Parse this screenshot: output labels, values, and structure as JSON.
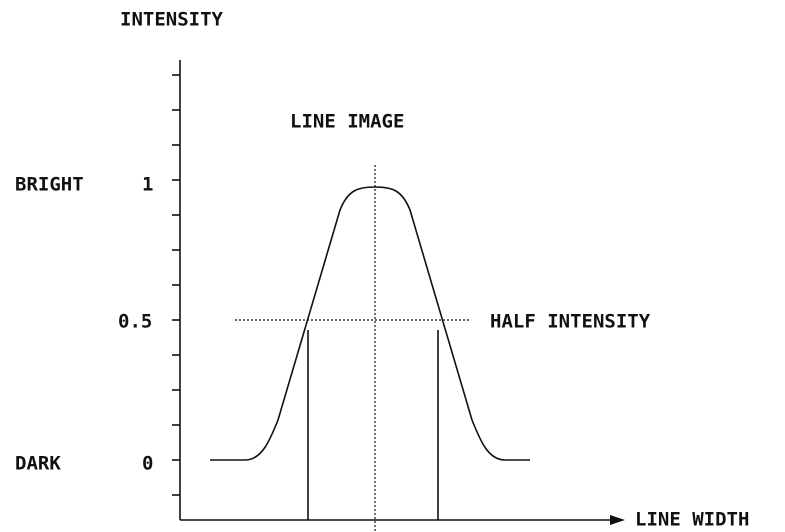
{
  "axis": {
    "y_label": "INTENSITY",
    "x_label": "LINE WIDTH"
  },
  "title": "LINE IMAGE",
  "levels": [
    {
      "name": "BRIGHT",
      "value": "1"
    },
    {
      "name": "",
      "value": "0.5"
    },
    {
      "name": "DARK",
      "value": "0"
    }
  ],
  "annotation": "HALF INTENSITY"
}
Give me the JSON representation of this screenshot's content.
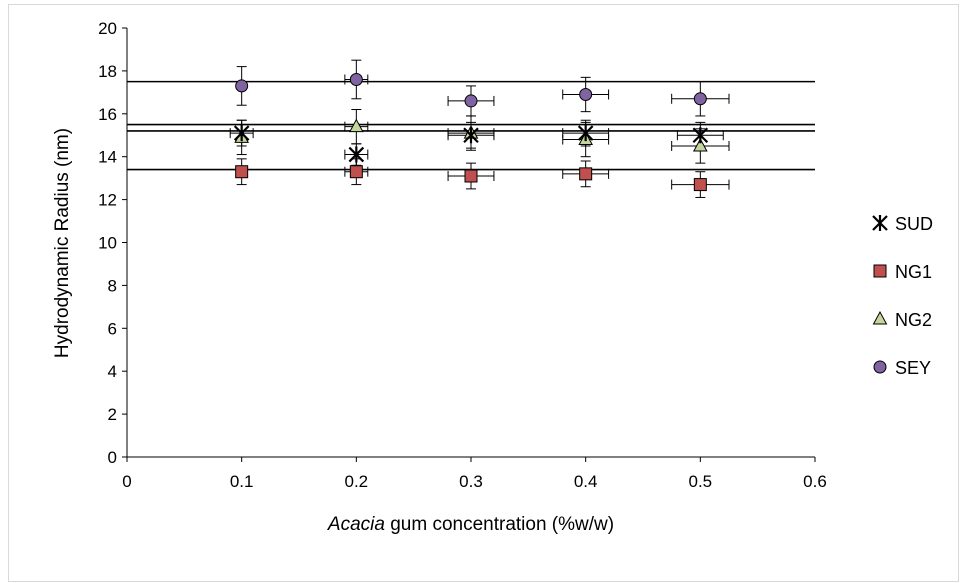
{
  "chart_data": {
    "type": "scatter",
    "title": "",
    "xlabel_italic": "Acacia",
    "xlabel_rest": " gum concentration (%w/w)",
    "ylabel": "Hydrodynamic Radius (nm)",
    "xlim": [
      0,
      0.6
    ],
    "ylim": [
      0,
      20
    ],
    "x_ticks": [
      0,
      0.1,
      0.2,
      0.3,
      0.4,
      0.5,
      0.6
    ],
    "x_tick_labels": [
      "0",
      "0.1",
      "0.2",
      "0.3",
      "0.4",
      "0.5",
      "0.6"
    ],
    "y_ticks": [
      0,
      2,
      4,
      6,
      8,
      10,
      12,
      14,
      16,
      18,
      20
    ],
    "y_tick_labels": [
      "0",
      "2",
      "4",
      "6",
      "8",
      "10",
      "12",
      "14",
      "16",
      "18",
      "20"
    ],
    "grid": false,
    "legend_position": "right",
    "series": [
      {
        "name": "SUD",
        "marker": "star",
        "color": "#000000",
        "x": [
          0.1,
          0.2,
          0.3,
          0.4,
          0.5
        ],
        "y": [
          15.1,
          14.1,
          15.0,
          15.1,
          15.0
        ],
        "y_err": [
          0.6,
          0.5,
          0.6,
          0.6,
          0.6
        ],
        "x_err": [
          0.01,
          0.01,
          0.02,
          0.02,
          0.02
        ],
        "mean": 15.2
      },
      {
        "name": "NG1",
        "marker": "square",
        "color": "#c0504d",
        "x": [
          0.1,
          0.2,
          0.3,
          0.4,
          0.5
        ],
        "y": [
          13.3,
          13.3,
          13.1,
          13.2,
          12.7
        ],
        "y_err": [
          0.6,
          0.6,
          0.6,
          0.6,
          0.6
        ],
        "x_err": [
          0.0,
          0.01,
          0.02,
          0.02,
          0.025
        ],
        "mean": 13.4
      },
      {
        "name": "NG2",
        "marker": "triangle",
        "color": "#c3d69b",
        "x": [
          0.1,
          0.2,
          0.3,
          0.4,
          0.5
        ],
        "y": [
          14.9,
          15.4,
          15.1,
          14.8,
          14.5
        ],
        "y_err": [
          0.8,
          0.8,
          0.8,
          0.8,
          0.8
        ],
        "x_err": [
          0.0,
          0.01,
          0.02,
          0.02,
          0.025
        ],
        "mean": 15.5
      },
      {
        "name": "SEY",
        "marker": "circle",
        "color": "#8064a2",
        "x": [
          0.1,
          0.2,
          0.3,
          0.4,
          0.5
        ],
        "y": [
          17.3,
          17.6,
          16.6,
          16.9,
          16.7
        ],
        "y_err": [
          0.9,
          0.9,
          0.7,
          0.8,
          0.8
        ],
        "x_err": [
          0.0,
          0.01,
          0.02,
          0.02,
          0.025
        ],
        "mean": 17.5
      }
    ]
  }
}
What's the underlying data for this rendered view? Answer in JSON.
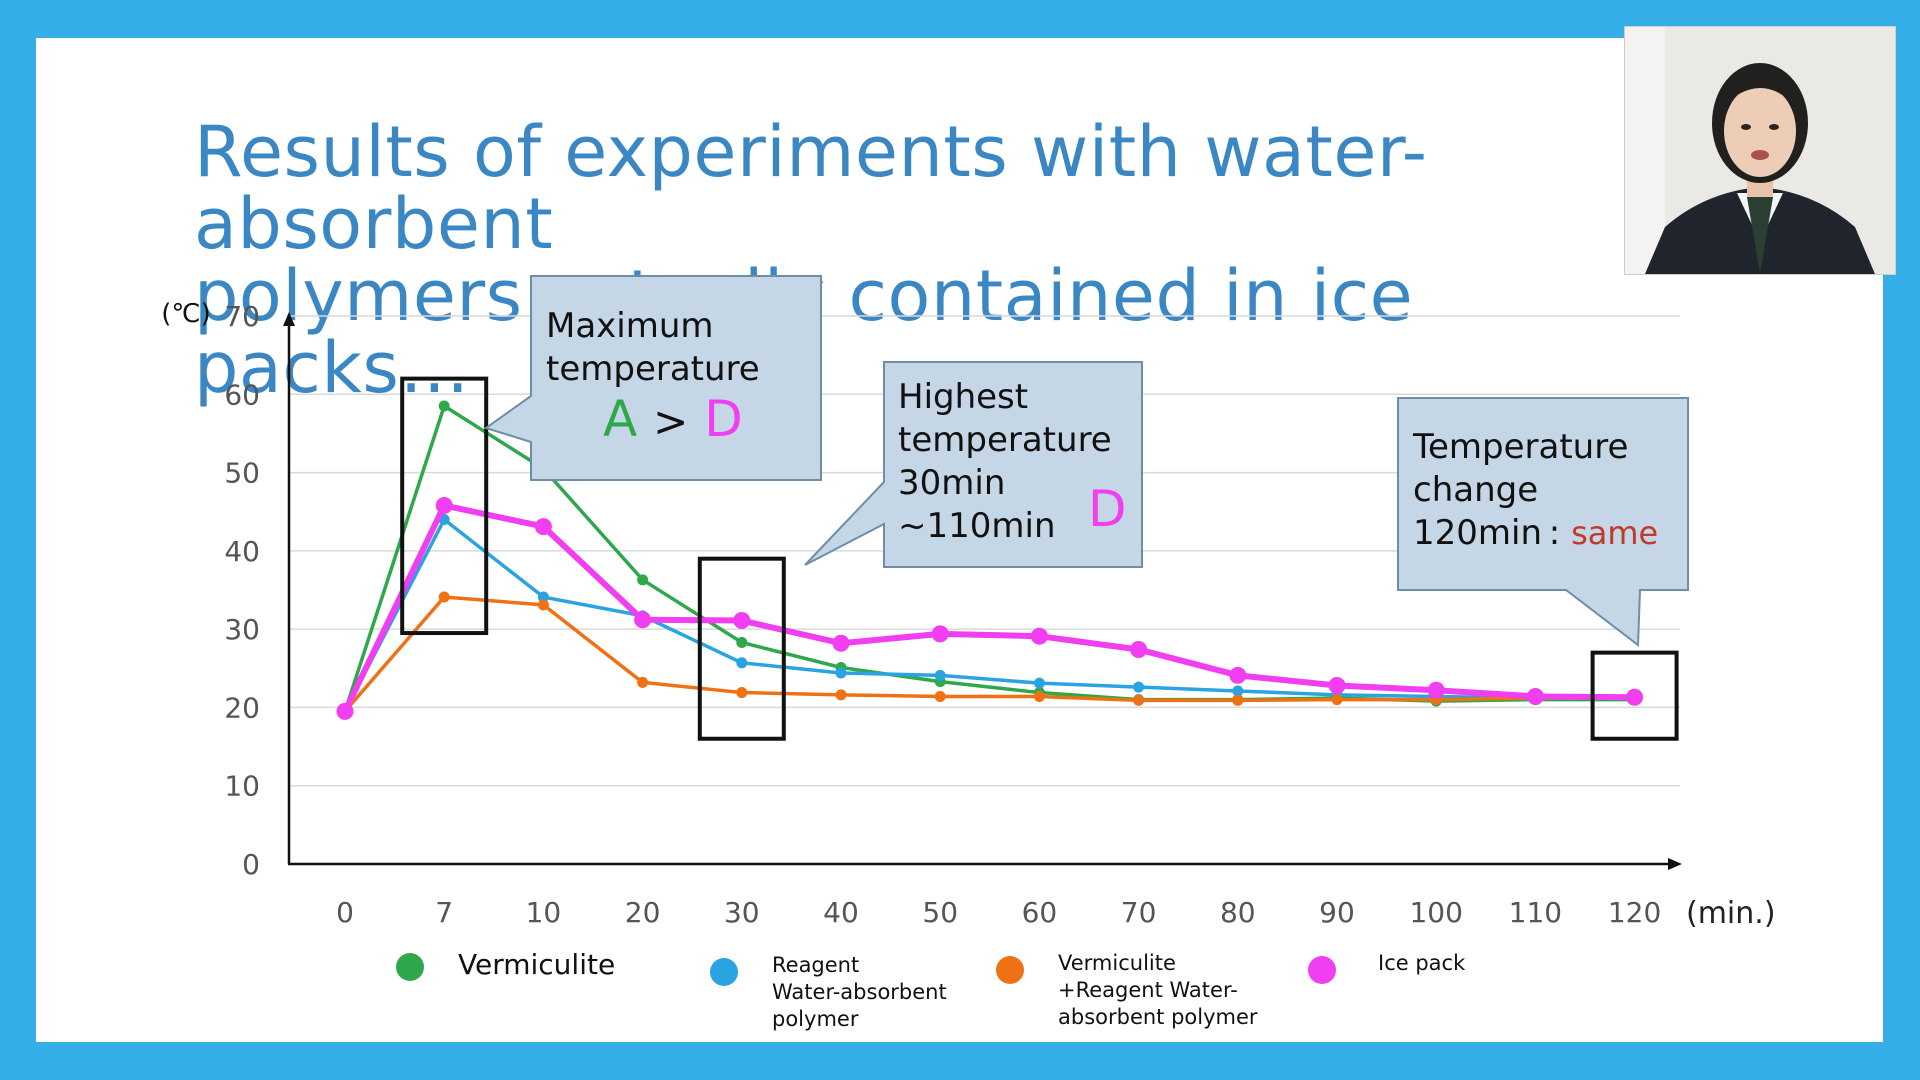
{
  "slide": {
    "title_lines": [
      "Results of experiments with water-absorbent",
      "polymers actually contained in ice packs…"
    ]
  },
  "colors": {
    "background": "#35ade6",
    "title": "#3a87c4",
    "vermiculite": "#2ea84b",
    "reagent": "#2aa3e3",
    "mix": "#f07114",
    "icepack": "#f03ef0",
    "callout_fill": "#c5d7e6",
    "callout_border": "#6e8ea8",
    "same_text": "#c0392b"
  },
  "callouts": {
    "max": {
      "line1": "Maximum",
      "line2": "temperature",
      "a": "A",
      "gt": ">",
      "d": "D"
    },
    "highest": {
      "line1": "Highest",
      "line2": "temperature",
      "line3": "30min",
      "line4": "~110min",
      "d": "D"
    },
    "change": {
      "line1": "Temperature",
      "line2": "change",
      "line3": "120min :",
      "same": "same"
    }
  },
  "legend": [
    {
      "key": "vermiculite",
      "lines": [
        "Vermiculite"
      ]
    },
    {
      "key": "reagent",
      "lines": [
        "Reagent",
        "Water-absorbent",
        "polymer"
      ]
    },
    {
      "key": "mix",
      "lines": [
        "Vermiculite",
        "+Reagent Water-",
        "absorbent  polymer"
      ]
    },
    {
      "key": "icepack",
      "lines": [
        "Ice pack"
      ]
    }
  ],
  "chart_data": {
    "type": "line",
    "ylabel": "(℃)",
    "xlabel": "(min.)",
    "ylim": [
      0,
      70
    ],
    "y_ticks": [
      0,
      10,
      20,
      30,
      40,
      50,
      60,
      70
    ],
    "categories": [
      "0",
      "7",
      "10",
      "20",
      "30",
      "40",
      "50",
      "60",
      "70",
      "80",
      "90",
      "100",
      "110",
      "120"
    ],
    "grid": true,
    "legend_position": "bottom",
    "series": [
      {
        "key": "vermiculite",
        "name": "Vermiculite",
        "values": [
          19.5,
          58.5,
          50.5,
          36.3,
          28.3,
          25.1,
          23.3,
          21.9,
          21.0,
          21.0,
          21.2,
          20.8,
          21.0,
          21.0
        ]
      },
      {
        "key": "reagent",
        "name": "Reagent Water-absorbent polymer",
        "values": [
          19.5,
          44.0,
          34.1,
          31.7,
          25.7,
          24.4,
          24.1,
          23.1,
          22.6,
          22.1,
          21.6,
          21.4,
          21.2,
          21.2
        ]
      },
      {
        "key": "mix",
        "name": "Vermiculite +Reagent Water-absorbent polymer",
        "values": [
          19.5,
          34.1,
          33.1,
          23.2,
          21.9,
          21.6,
          21.4,
          21.4,
          20.9,
          20.9,
          21.0,
          21.0,
          21.2,
          21.2
        ]
      },
      {
        "key": "icepack",
        "name": "Ice pack",
        "values": [
          19.5,
          45.8,
          43.1,
          31.2,
          31.1,
          28.2,
          29.4,
          29.1,
          27.4,
          24.1,
          22.8,
          22.2,
          21.4,
          21.3
        ]
      }
    ],
    "highlight_boxes": [
      {
        "from_category": "7",
        "y_range": [
          29.5,
          62.0
        ]
      },
      {
        "from_category": "30",
        "y_range": [
          16.0,
          39.0
        ]
      },
      {
        "from_category": "120",
        "y_range": [
          16.0,
          27.0
        ]
      }
    ]
  }
}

##############################

> EXERCISE GOAL
Do not include images; quote all of the entries above exactly.

> REPLY
Parse this screenshot: output labels, values, and structure as JSON.
{
  "axis": {
    "y_label": "INTENSITY",
    "x_label": "LINE WIDTH"
  },
  "title": "LINE IMAGE",
  "levels": [
    {
      "name": "BRIGHT",
      "value": "1"
    },
    {
      "name": "",
      "value": "0.5"
    },
    {
      "name": "DARK",
      "value": "0"
    }
  ],
  "annotation": "HALF INTENSITY"
}
Give me the JSON representation of this screenshot's content.
{
  "chart_data": {
    "type": "scatter",
    "title": "",
    "xlabel_italic": "Acacia",
    "xlabel_rest": " gum concentration (%w/w)",
    "ylabel": "Hydrodynamic Radius (nm)",
    "xlim": [
      0,
      0.6
    ],
    "ylim": [
      0,
      20
    ],
    "x_ticks": [
      0,
      0.1,
      0.2,
      0.3,
      0.4,
      0.5,
      0.6
    ],
    "x_tick_labels": [
      "0",
      "0.1",
      "0.2",
      "0.3",
      "0.4",
      "0.5",
      "0.6"
    ],
    "y_ticks": [
      0,
      2,
      4,
      6,
      8,
      10,
      12,
      14,
      16,
      18,
      20
    ],
    "y_tick_labels": [
      "0",
      "2",
      "4",
      "6",
      "8",
      "10",
      "12",
      "14",
      "16",
      "18",
      "20"
    ],
    "grid": false,
    "legend_position": "right",
    "series": [
      {
        "name": "SUD",
        "marker": "star",
        "color": "#000000",
        "x": [
          0.1,
          0.2,
          0.3,
          0.4,
          0.5
        ],
        "y": [
          15.1,
          14.1,
          15.0,
          15.1,
          15.0
        ],
        "y_err": [
          0.6,
          0.5,
          0.6,
          0.6,
          0.6
        ],
        "x_err": [
          0.01,
          0.01,
          0.02,
          0.02,
          0.02
        ],
        "mean": 15.2
      },
      {
        "name": "NG1",
        "marker": "square",
        "color": "#c0504d",
        "x": [
          0.1,
          0.2,
          0.3,
          0.4,
          0.5
        ],
        "y": [
          13.3,
          13.3,
          13.1,
          13.2,
          12.7
        ],
        "y_err": [
          0.6,
          0.6,
          0.6,
          0.6,
          0.6
        ],
        "x_err": [
          0.0,
          0.01,
          0.02,
          0.02,
          0.025
        ],
        "mean": 13.4
      },
      {
        "name": "NG2",
        "marker": "triangle",
        "color": "#c3d69b",
        "x": [
          0.1,
          0.2,
          0.3,
          0.4,
          0.5
        ],
        "y": [
          14.9,
          15.4,
          15.1,
          14.8,
          14.5
        ],
        "y_err": [
          0.8,
          0.8,
          0.8,
          0.8,
          0.8
        ],
        "x_err": [
          0.0,
          0.01,
          0.02,
          0.02,
          0.025
        ],
        "mean": 15.5
      },
      {
        "name": "SEY",
        "marker": "circle",
        "color": "#8064a2",
        "x": [
          0.1,
          0.2,
          0.3,
          0.4,
          0.5
        ],
        "y": [
          17.3,
          17.6,
          16.6,
          16.9,
          16.7
        ],
        "y_err": [
          0.9,
          0.9,
          0.7,
          0.8,
          0.8
        ],
        "x_err": [
          0.0,
          0.01,
          0.02,
          0.02,
          0.025
        ],
        "mean": 17.5
      }
    ]
  }
}
What's the underlying data for this rendered view? Answer in JSON.
{
  "slide": {
    "title_lines": [
      "Results of experiments with water-absorbent",
      "polymers actually contained in ice packs…"
    ]
  },
  "colors": {
    "background": "#35ade6",
    "title": "#3a87c4",
    "vermiculite": "#2ea84b",
    "reagent": "#2aa3e3",
    "mix": "#f07114",
    "icepack": "#f03ef0",
    "callout_fill": "#c5d7e6",
    "callout_border": "#6e8ea8",
    "same_text": "#c0392b"
  },
  "callouts": {
    "max": {
      "line1": "Maximum",
      "line2": "temperature",
      "a": "A",
      "gt": ">",
      "d": "D"
    },
    "highest": {
      "line1": "Highest",
      "line2": "temperature",
      "line3": "30min",
      "line4": "~110min",
      "d": "D"
    },
    "change": {
      "line1": "Temperature",
      "line2": "change",
      "line3": "120min :",
      "same": "same"
    }
  },
  "legend": [
    {
      "key": "vermiculite",
      "lines": [
        "Vermiculite"
      ]
    },
    {
      "key": "reagent",
      "lines": [
        "Reagent",
        "Water-absorbent",
        "polymer"
      ]
    },
    {
      "key": "mix",
      "lines": [
        "Vermiculite",
        "+Reagent Water-",
        "absorbent  polymer"
      ]
    },
    {
      "key": "icepack",
      "lines": [
        "Ice pack"
      ]
    }
  ],
  "chart_data": {
    "type": "line",
    "ylabel": "(℃)",
    "xlabel": "(min.)",
    "ylim": [
      0,
      70
    ],
    "y_ticks": [
      0,
      10,
      20,
      30,
      40,
      50,
      60,
      70
    ],
    "categories": [
      "0",
      "7",
      "10",
      "20",
      "30",
      "40",
      "50",
      "60",
      "70",
      "80",
      "90",
      "100",
      "110",
      "120"
    ],
    "grid": true,
    "legend_position": "bottom",
    "series": [
      {
        "key": "vermiculite",
        "name": "Vermiculite",
        "values": [
          19.5,
          58.5,
          50.5,
          36.3,
          28.3,
          25.1,
          23.3,
          21.9,
          21.0,
          21.0,
          21.2,
          20.8,
          21.0,
          21.0
        ]
      },
      {
        "key": "reagent",
        "name": "Reagent Water-absorbent polymer",
        "values": [
          19.5,
          44.0,
          34.1,
          31.7,
          25.7,
          24.4,
          24.1,
          23.1,
          22.6,
          22.1,
          21.6,
          21.4,
          21.2,
          21.2
        ]
      },
      {
        "key": "mix",
        "name": "Vermiculite +Reagent Water-absorbent polymer",
        "values": [
          19.5,
          34.1,
          33.1,
          23.2,
          21.9,
          21.6,
          21.4,
          21.4,
          20.9,
          20.9,
          21.0,
          21.0,
          21.2,
          21.2
        ]
      },
      {
        "key": "icepack",
        "name": "Ice pack",
        "values": [
          19.5,
          45.8,
          43.1,
          31.2,
          31.1,
          28.2,
          29.4,
          29.1,
          27.4,
          24.1,
          22.8,
          22.2,
          21.4,
          21.3
        ]
      }
    ],
    "highlight_boxes": [
      {
        "from_category": "7",
        "y_range": [
          29.5,
          62.0
        ]
      },
      {
        "from_category": "30",
        "y_range": [
          16.0,
          39.0
        ]
      },
      {
        "from_category": "120",
        "y_range": [
          16.0,
          27.0
        ]
      }
    ]
  }
}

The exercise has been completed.